[begin PROVIDED MATERIAL]

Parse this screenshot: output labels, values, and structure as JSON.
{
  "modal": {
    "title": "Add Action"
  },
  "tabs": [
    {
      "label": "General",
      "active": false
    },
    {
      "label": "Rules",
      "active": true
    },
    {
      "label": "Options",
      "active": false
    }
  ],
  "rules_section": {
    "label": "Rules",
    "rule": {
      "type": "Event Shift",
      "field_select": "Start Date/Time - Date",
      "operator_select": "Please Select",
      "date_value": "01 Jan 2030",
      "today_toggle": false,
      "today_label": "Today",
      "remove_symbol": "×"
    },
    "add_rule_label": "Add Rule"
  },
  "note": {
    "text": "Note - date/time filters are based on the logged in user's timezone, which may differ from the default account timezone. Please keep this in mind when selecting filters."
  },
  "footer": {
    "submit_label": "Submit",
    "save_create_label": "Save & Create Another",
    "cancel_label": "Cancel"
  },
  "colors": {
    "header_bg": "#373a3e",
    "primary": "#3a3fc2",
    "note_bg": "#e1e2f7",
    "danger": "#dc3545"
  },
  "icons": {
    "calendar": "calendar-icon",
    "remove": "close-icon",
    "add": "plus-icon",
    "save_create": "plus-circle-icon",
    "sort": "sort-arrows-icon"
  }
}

[end PROVIDED MATERIAL]

**DIRECTIONS:** Reproduce every line of the material above exactly.

**CORRECT ANSWER:**
Parse this screenshot: output labels, values, and structure as JSON.
{
  "modal": {
    "title": "Add Action"
  },
  "tabs": [
    {
      "label": "General",
      "active": false
    },
    {
      "label": "Rules",
      "active": true
    },
    {
      "label": "Options",
      "active": false
    }
  ],
  "rules_section": {
    "label": "Rules",
    "rule": {
      "type": "Event Shift",
      "field_select": "Start Date/Time - Date",
      "operator_select": "Please Select",
      "date_value": "01 Jan 2030",
      "today_toggle": false,
      "today_label": "Today",
      "remove_symbol": "×"
    },
    "add_rule_label": "Add Rule"
  },
  "note": {
    "text": "Note - date/time filters are based on the logged in user's timezone, which may differ from the default account timezone. Please keep this in mind when selecting filters."
  },
  "footer": {
    "submit_label": "Submit",
    "save_create_label": "Save & Create Another",
    "cancel_label": "Cancel"
  },
  "colors": {
    "header_bg": "#373a3e",
    "primary": "#3a3fc2",
    "note_bg": "#e1e2f7",
    "danger": "#dc3545"
  },
  "icons": {
    "calendar": "calendar-icon",
    "remove": "close-icon",
    "add": "plus-icon",
    "save_create": "plus-circle-icon",
    "sort": "sort-arrows-icon"
  }
}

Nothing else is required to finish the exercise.